#### WORK TO DO:
Look for "this" in each line of the entries, and return the matching lines.

#### SUPPLIED DATA:
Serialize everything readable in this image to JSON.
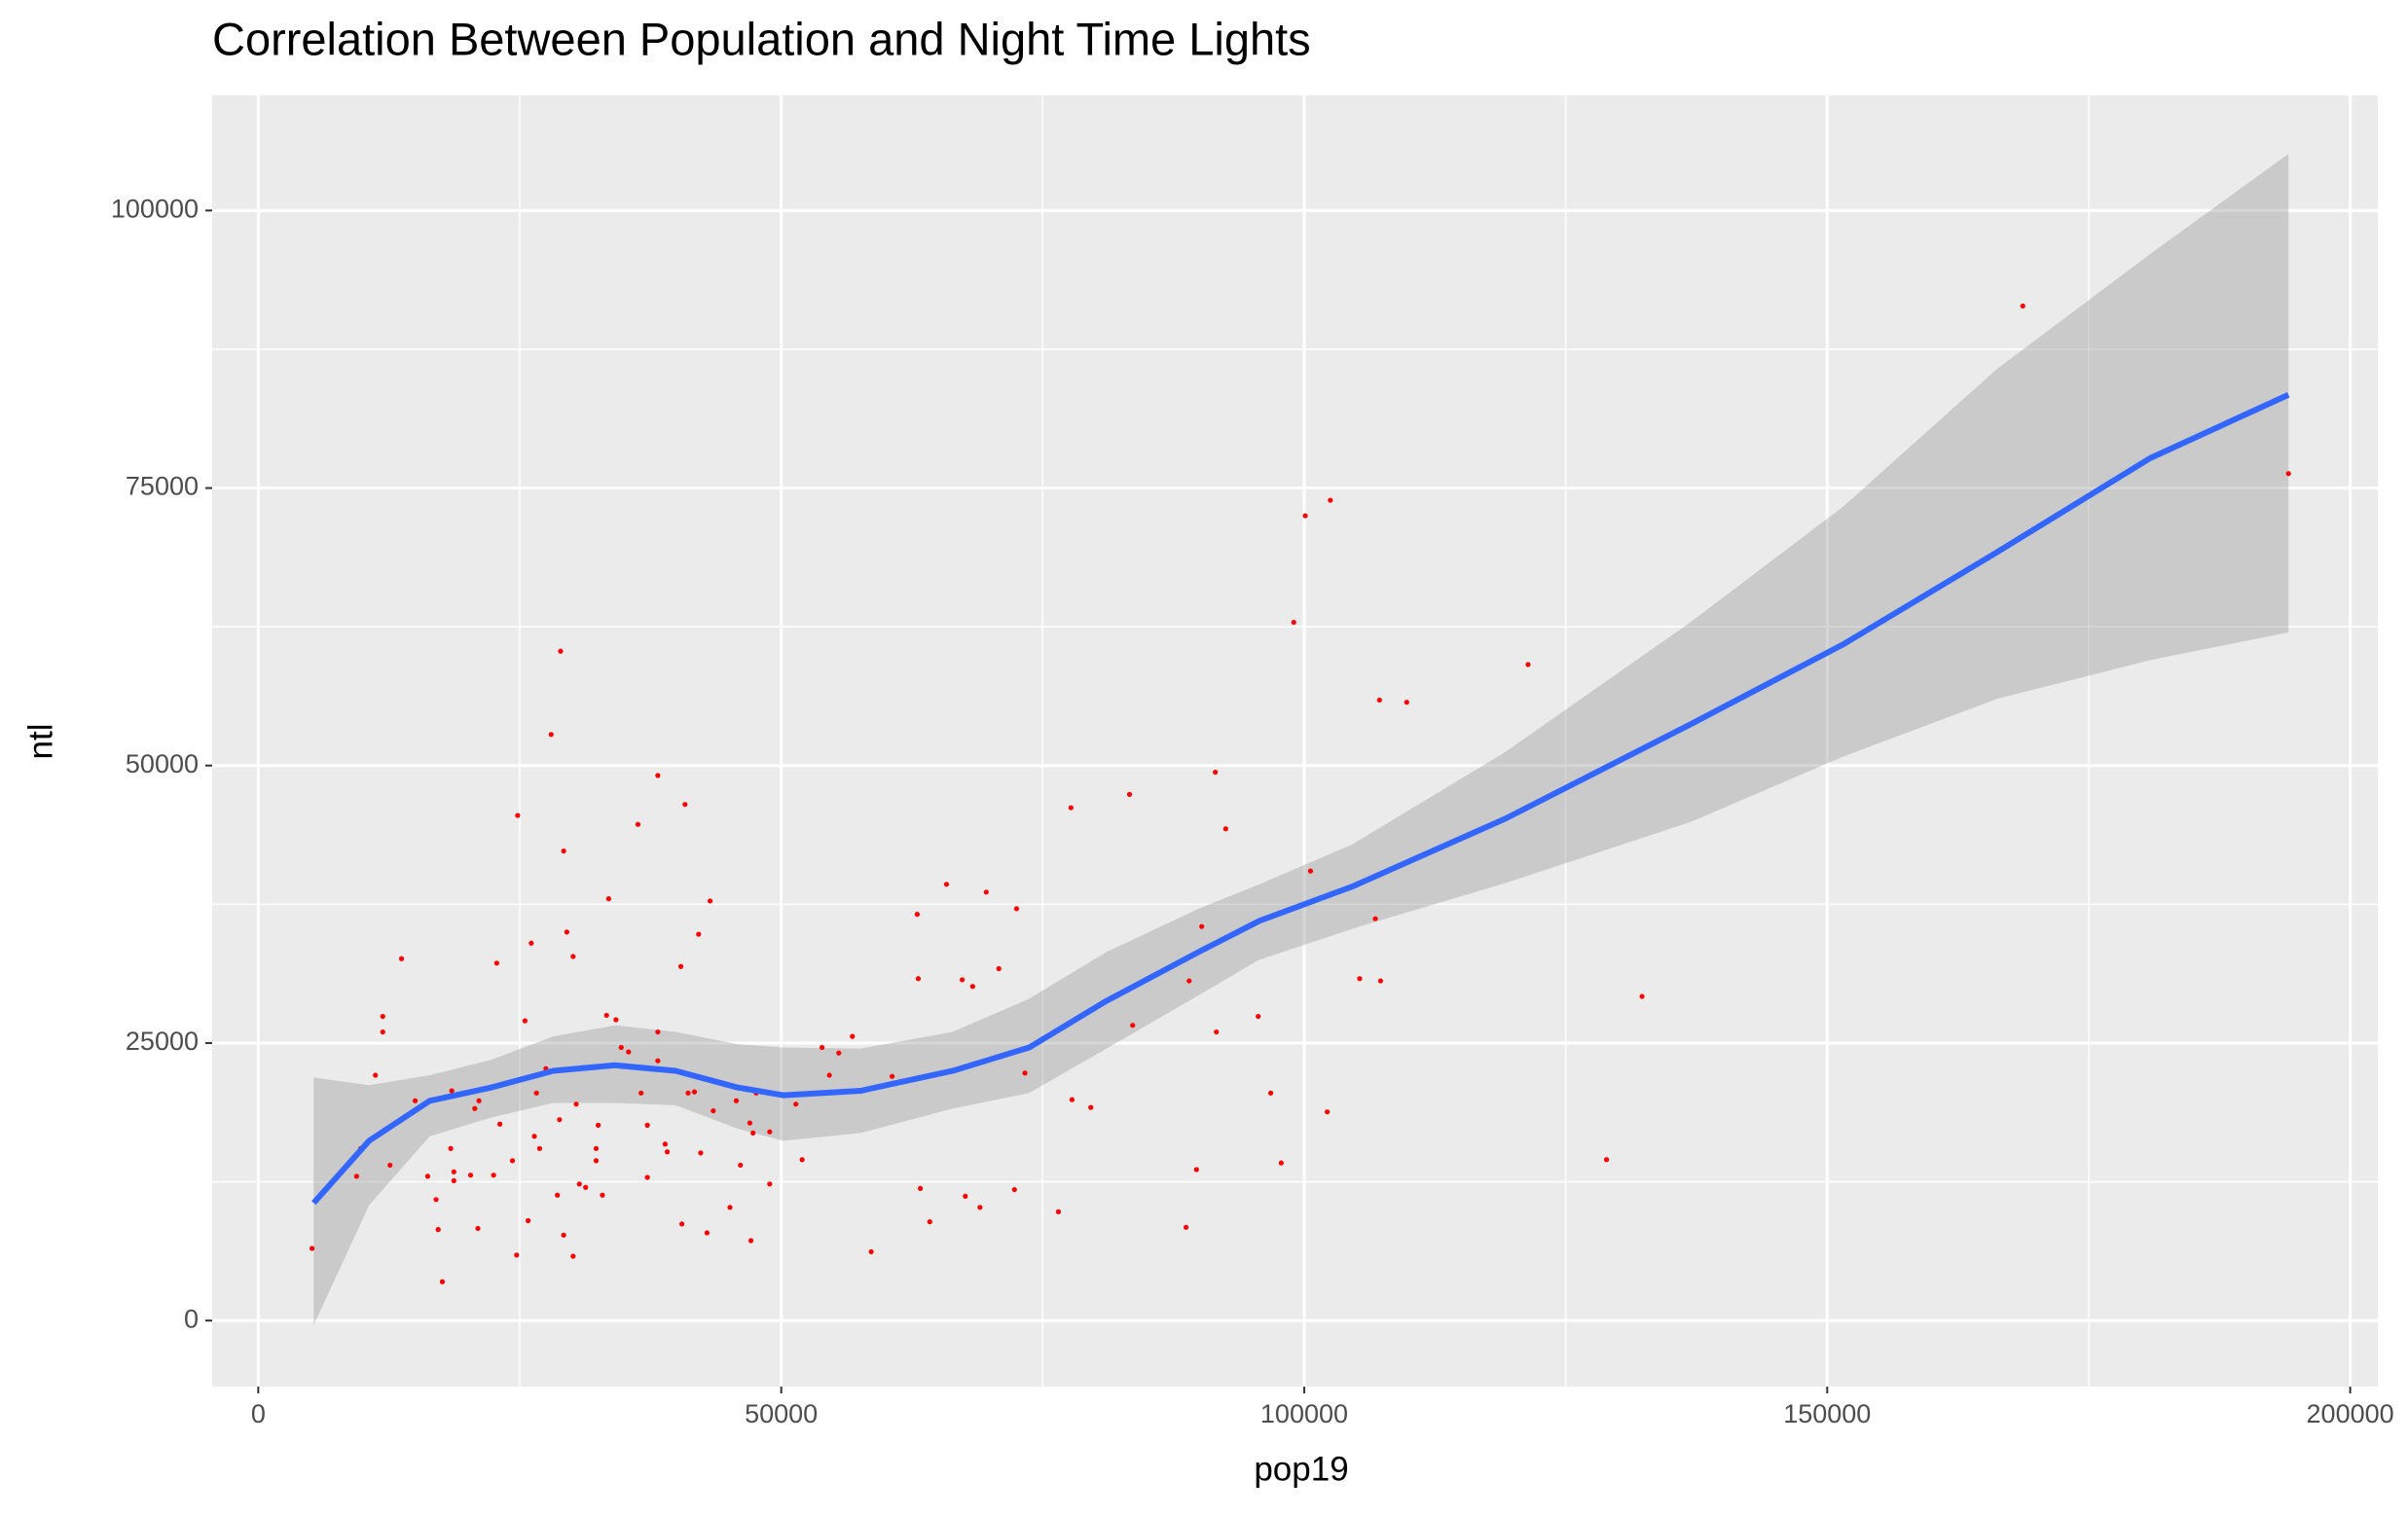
{
  "chart_data": {
    "type": "scatter",
    "title": "Correlation Between Population and Night Time Lights",
    "x_label": "pop19",
    "y_label": "ntl",
    "xlim": [
      -4405,
      202643
    ],
    "ylim": [
      -5947,
      110373
    ],
    "xticks": [
      0,
      50000,
      100000,
      150000,
      200000
    ],
    "yticks": [
      0,
      25000,
      50000,
      75000,
      100000
    ],
    "grid": true,
    "series": [
      {
        "color": "#ff0000",
        "x": [
          5140,
          9400,
          9800,
          11200,
          11900,
          11900,
          12600,
          13700,
          15000,
          16200,
          17000,
          17200,
          17600,
          18400,
          18500,
          18700,
          18700,
          20300,
          20700,
          21000,
          21100,
          22500,
          22800,
          23100,
          24300,
          24700,
          24800,
          25500,
          25800,
          26100,
          26400,
          26600,
          26900,
          27500,
          28000,
          28600,
          28800,
          28900,
          29200,
          29200,
          29500,
          30100,
          30100,
          30400,
          30700,
          31300,
          32300,
          32300,
          32500,
          32900,
          33300,
          33500,
          34200,
          34700,
          35400,
          36300,
          36600,
          37200,
          37200,
          38200,
          38200,
          38200,
          38900,
          39100,
          40400,
          40500,
          40800,
          41100,
          41700,
          42100,
          42300,
          42900,
          43200,
          43500,
          45100,
          45700,
          46100,
          47000,
          47100,
          47300,
          47600,
          48900,
          48900,
          51400,
          52000,
          53900,
          54600,
          55500,
          56800,
          58600,
          60600,
          63000,
          63100,
          63300,
          64200,
          65800,
          67300,
          67600,
          68300,
          69000,
          69600,
          70800,
          72300,
          72500,
          73300,
          76500,
          77700,
          77800,
          79600,
          83300,
          83600,
          88700,
          89000,
          89700,
          90200,
          91500,
          91600,
          92500,
          95600,
          96800,
          97800,
          99000,
          100100,
          100600,
          102200,
          102500,
          105300,
          106800,
          107200,
          107300,
          109800,
          121400,
          128900,
          132300,
          168700,
          194100
        ],
        "values": [
          6500,
          13000,
          15500,
          22100,
          26000,
          27400,
          14000,
          32600,
          19800,
          13000,
          10900,
          8200,
          3500,
          15500,
          20700,
          13400,
          12600,
          13100,
          19100,
          8300,
          19800,
          13100,
          32200,
          17700,
          14400,
          5900,
          45500,
          27000,
          9000,
          34000,
          16600,
          20500,
          15500,
          22700,
          52800,
          11300,
          18100,
          60300,
          42300,
          7700,
          35000,
          32800,
          5800,
          19500,
          12300,
          12000,
          15500,
          14400,
          17600,
          11300,
          27500,
          38000,
          27100,
          24600,
          24200,
          44700,
          20500,
          17600,
          12900,
          49100,
          26000,
          23400,
          15900,
          15200,
          31900,
          8700,
          46500,
          20500,
          20600,
          34800,
          15100,
          7900,
          37800,
          18900,
          10200,
          19800,
          14000,
          17800,
          7200,
          16900,
          20500,
          12300,
          17000,
          19500,
          14500,
          24600,
          22100,
          24100,
          25600,
          6200,
          22000,
          36600,
          30800,
          11900,
          8900,
          39300,
          30700,
          11200,
          30100,
          10200,
          38600,
          31700,
          11800,
          37100,
          22300,
          9800,
          46200,
          19900,
          19200,
          47400,
          26600,
          8400,
          30600,
          13600,
          35500,
          49400,
          26000,
          44300,
          27400,
          20500,
          14200,
          62900,
          72500,
          40500,
          18800,
          73900,
          30800,
          36200,
          55900,
          30600,
          55700,
          59100,
          14500,
          29200,
          91400,
          76300
        ]
      }
    ],
    "smooth": {
      "color": "#3366ff",
      "band_color": "#999999",
      "x": [
        5300,
        10600,
        16400,
        22300,
        28200,
        34100,
        39900,
        45800,
        50200,
        57600,
        66400,
        73700,
        81100,
        89900,
        95700,
        104600,
        119200,
        136900,
        151500,
        166200,
        180900,
        194100
      ],
      "y": [
        10600,
        16200,
        19800,
        21000,
        22500,
        23000,
        22500,
        21000,
        20300,
        20700,
        22500,
        24600,
        28800,
        33200,
        36000,
        39100,
        45200,
        53700,
        60900,
        69200,
        77700,
        83400
      ],
      "ymin": [
        -400,
        10400,
        16600,
        18300,
        19600,
        19600,
        19400,
        17300,
        16200,
        16900,
        19100,
        20500,
        24500,
        29300,
        32500,
        35300,
        39400,
        44900,
        50800,
        56000,
        59500,
        62000
      ],
      "ymax": [
        21900,
        21200,
        22100,
        23500,
        25600,
        26600,
        26000,
        24900,
        24600,
        24500,
        26000,
        29000,
        33200,
        37100,
        39300,
        42900,
        51200,
        62900,
        73300,
        85700,
        96100,
        105100
      ]
    }
  }
}
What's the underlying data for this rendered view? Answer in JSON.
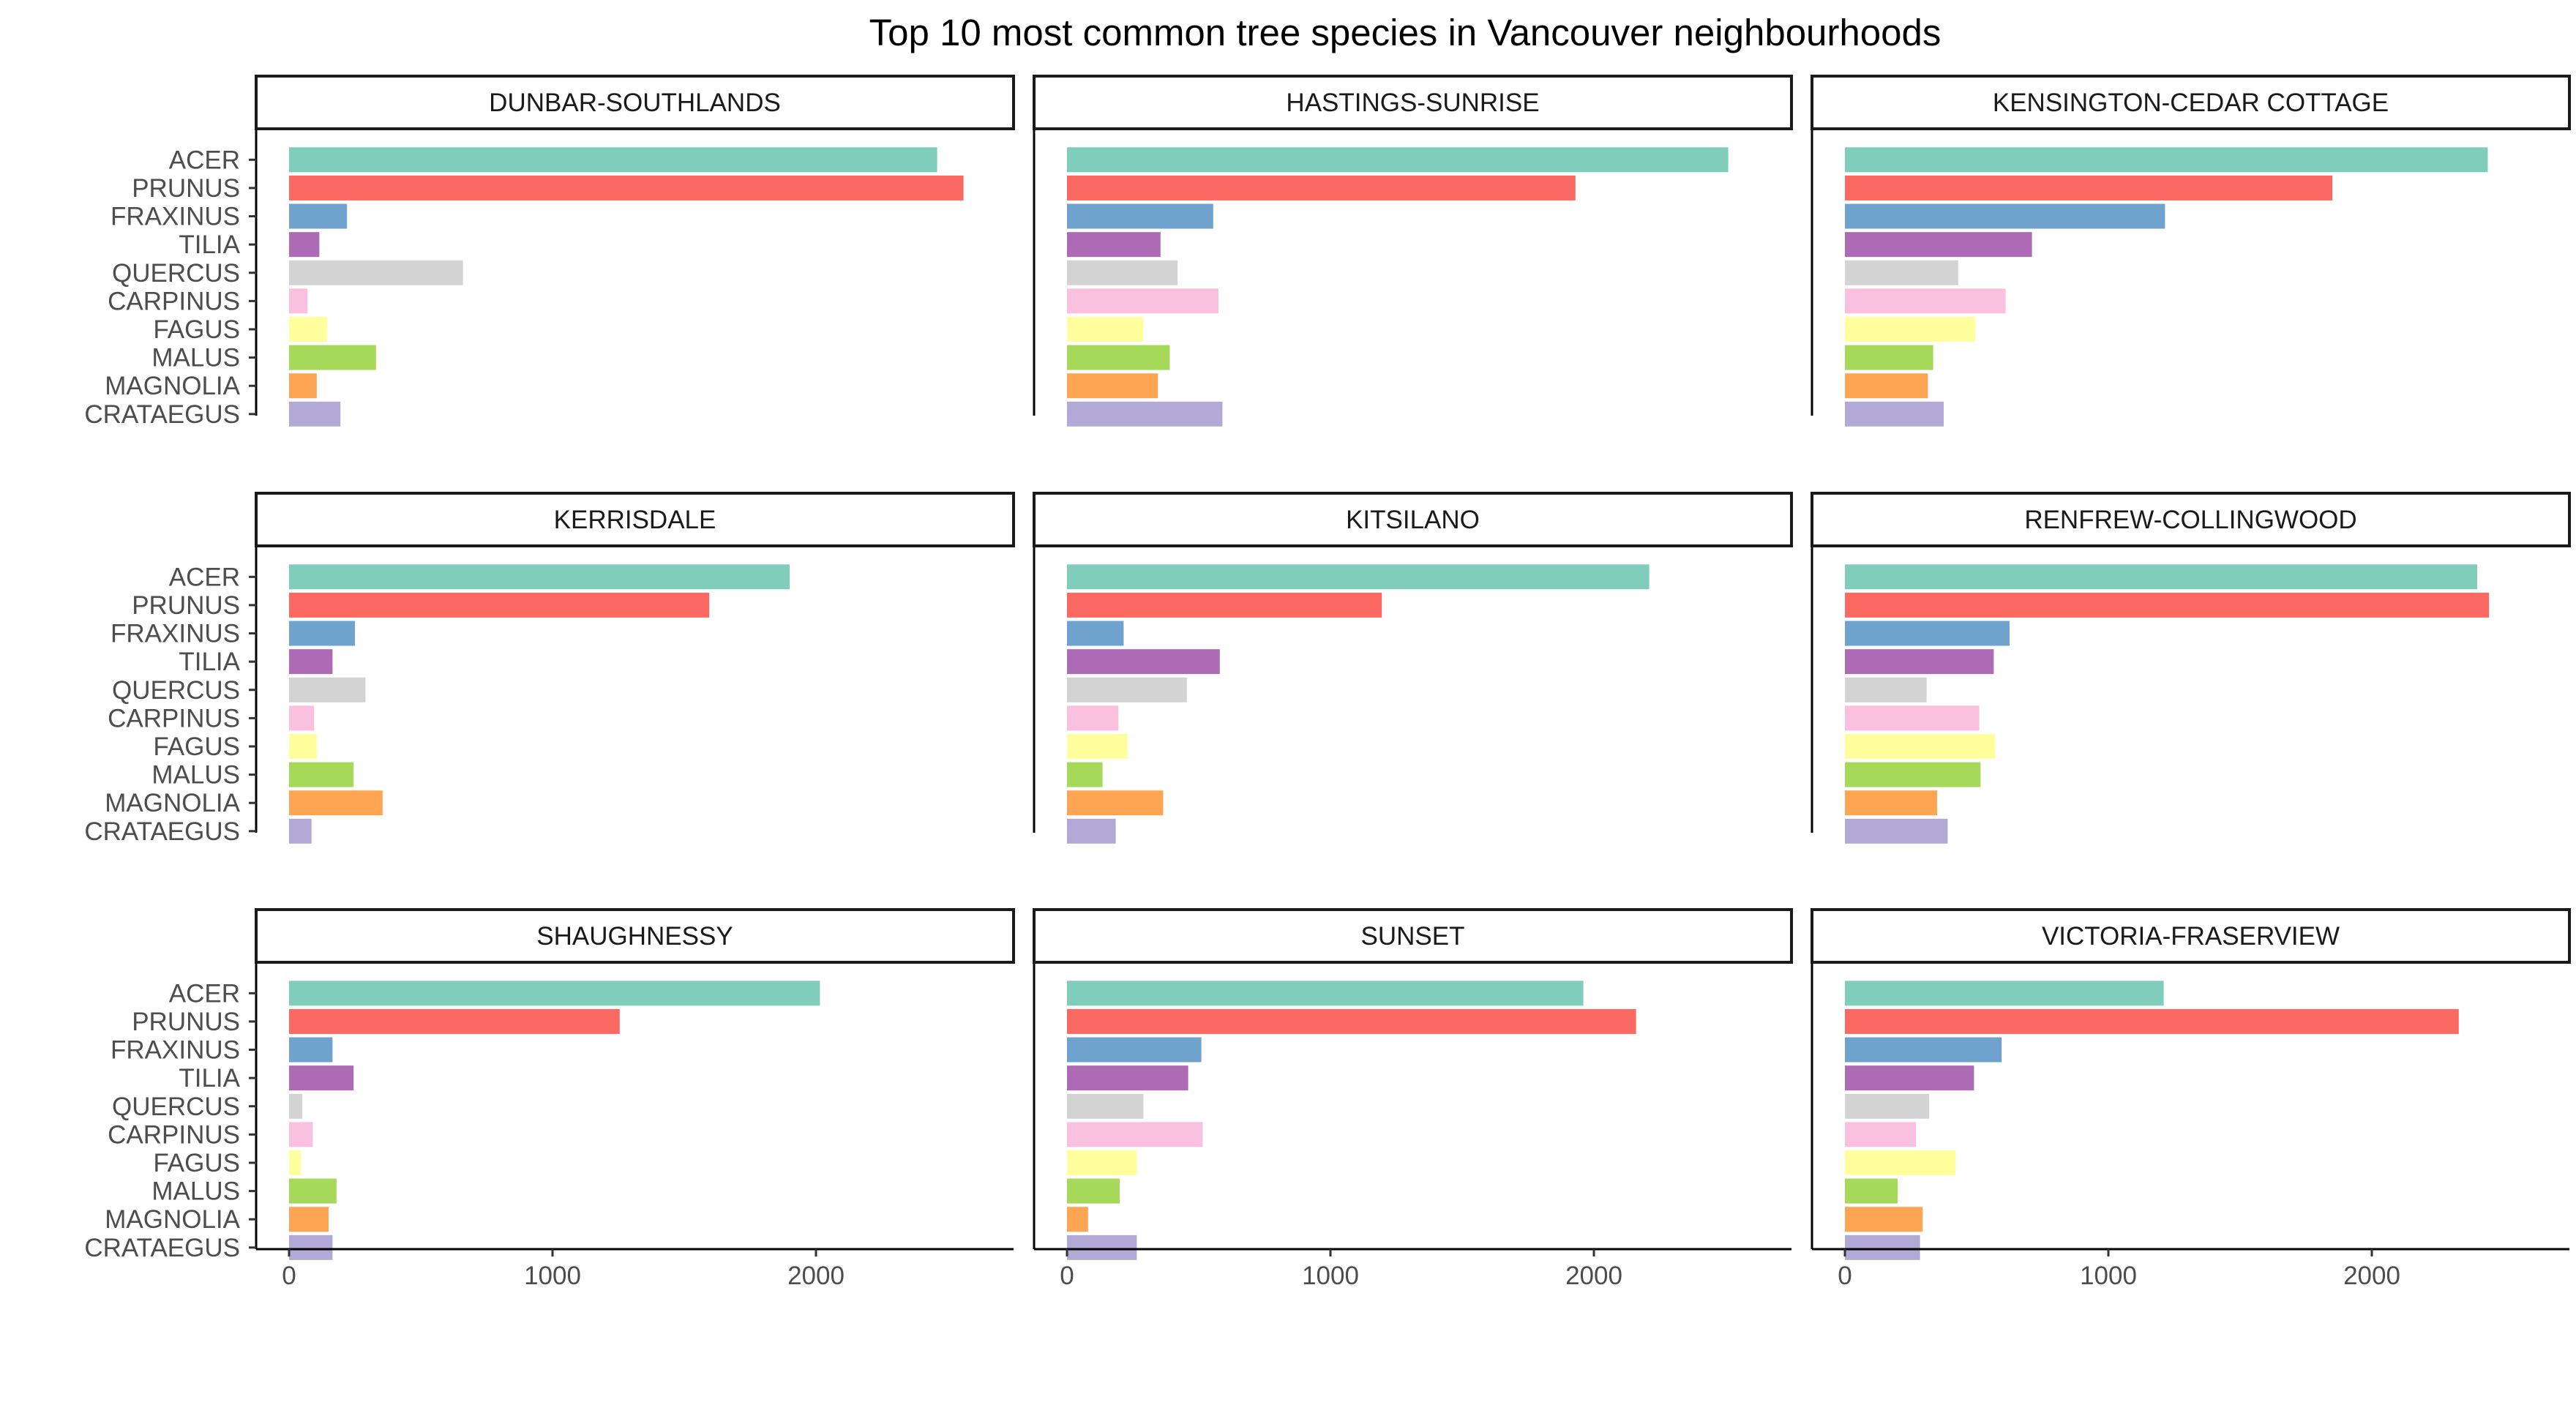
{
  "chart_data": {
    "type": "bar",
    "orientation": "horizontal",
    "title": "Top 10 most common tree species in Vancouver neighbourhoods",
    "categories": [
      "ACER",
      "PRUNUS",
      "FRAXINUS",
      "TILIA",
      "QUERCUS",
      "CARPINUS",
      "FAGUS",
      "MALUS",
      "MAGNOLIA",
      "CRATAEGUS"
    ],
    "colors": [
      "#80cdbb",
      "#fb6a62",
      "#6fa2cc",
      "#ad6bb5",
      "#d3d3d3",
      "#f9c0e0",
      "#ffff9d",
      "#a6d85a",
      "#fda553",
      "#b2a9d6"
    ],
    "xlim": [
      0,
      2750
    ],
    "x_ticks": [
      0,
      1000,
      2000
    ],
    "x_tick_labels": [
      "0",
      "1000",
      "2000"
    ],
    "legend": "none",
    "grid": false,
    "facet_layout": "3x3",
    "panels": [
      {
        "name": "DUNBAR-SOUTHLANDS",
        "values": [
          2460,
          2560,
          220,
          115,
          660,
          70,
          145,
          330,
          105,
          195
        ]
      },
      {
        "name": "HASTINGS-SUNRISE",
        "values": [
          2510,
          1930,
          555,
          355,
          420,
          575,
          290,
          390,
          345,
          590
        ]
      },
      {
        "name": "KENSINGTON-CEDAR COTTAGE",
        "values": [
          2440,
          1850,
          1215,
          710,
          430,
          610,
          495,
          335,
          315,
          375
        ]
      },
      {
        "name": "KERRISDALE",
        "values": [
          1900,
          1595,
          250,
          165,
          290,
          95,
          105,
          245,
          355,
          85
        ]
      },
      {
        "name": "KITSILANO",
        "values": [
          2210,
          1195,
          215,
          580,
          455,
          195,
          230,
          135,
          365,
          185
        ]
      },
      {
        "name": "RENFREW-COLLINGWOOD",
        "values": [
          2400,
          2445,
          625,
          565,
          310,
          510,
          570,
          515,
          350,
          390
        ]
      },
      {
        "name": "SHAUGHNESSY",
        "values": [
          2015,
          1255,
          165,
          245,
          50,
          90,
          45,
          180,
          150,
          165
        ]
      },
      {
        "name": "SUNSET",
        "values": [
          1960,
          2160,
          510,
          460,
          290,
          515,
          265,
          200,
          80,
          265
        ]
      },
      {
        "name": "VICTORIA-FRASERVIEW",
        "values": [
          1210,
          2330,
          595,
          490,
          320,
          270,
          420,
          200,
          295,
          285
        ]
      }
    ]
  }
}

#### RIGHT ANSWER:
Serialize everything readable in this image to JSON.
What's the underlying data for this rendered view? Answer in JSON.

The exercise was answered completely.